● Task details
Extract the listing in its entirety, keeping each line identical to the original.
______
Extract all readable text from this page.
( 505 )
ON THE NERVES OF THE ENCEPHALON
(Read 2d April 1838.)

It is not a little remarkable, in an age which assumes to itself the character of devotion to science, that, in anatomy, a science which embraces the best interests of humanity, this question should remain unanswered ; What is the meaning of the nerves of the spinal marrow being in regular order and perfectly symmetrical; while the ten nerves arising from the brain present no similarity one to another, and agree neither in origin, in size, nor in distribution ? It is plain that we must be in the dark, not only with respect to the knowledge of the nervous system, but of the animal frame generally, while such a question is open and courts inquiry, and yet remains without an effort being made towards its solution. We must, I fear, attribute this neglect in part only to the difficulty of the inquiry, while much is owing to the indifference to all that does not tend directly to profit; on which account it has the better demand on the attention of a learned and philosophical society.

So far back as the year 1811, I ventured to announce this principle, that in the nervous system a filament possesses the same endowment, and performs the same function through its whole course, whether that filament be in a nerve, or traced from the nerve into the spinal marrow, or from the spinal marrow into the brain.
______
● Full output
Extract all readable text from this page.
( 505 )
ON THE NERVES OF THE ENCEPHALON
(Read 2d April 1838.)

It is not a little remarkable, in an age which assumes to itself the character of devotion to science, that, in anatomy, a science which embraces the best interests of humanity, this question should remain unanswered ; What is the meaning of the nerves of the spinal marrow being in regular order and perfectly symmetrical; while the ten nerves arising from the brain present no similarity one to another, and agree neither in origin, in size, nor in distribution ? It is plain that we must be in the dark, not only with respect to the knowledge of the nervous system, but of the animal frame generally, while such a question is open and courts inquiry, and yet remains without an effort being made towards its solution. We must, I fear, attribute this neglect in part only to the difficulty of the inquiry, while much is owing to the indifference to all that does not tend directly to profit; on which account it has the better demand on the attention of a learned and philosophical society.

So far back as the year 1811, I ventured to announce this principle, that in the nervous system a filament possesses the same endowment, and performs the same function through its whole course, whether that filament be in a nerve, or traced from the nerve into the spinal marrow, or from the spinal marrow into the brain.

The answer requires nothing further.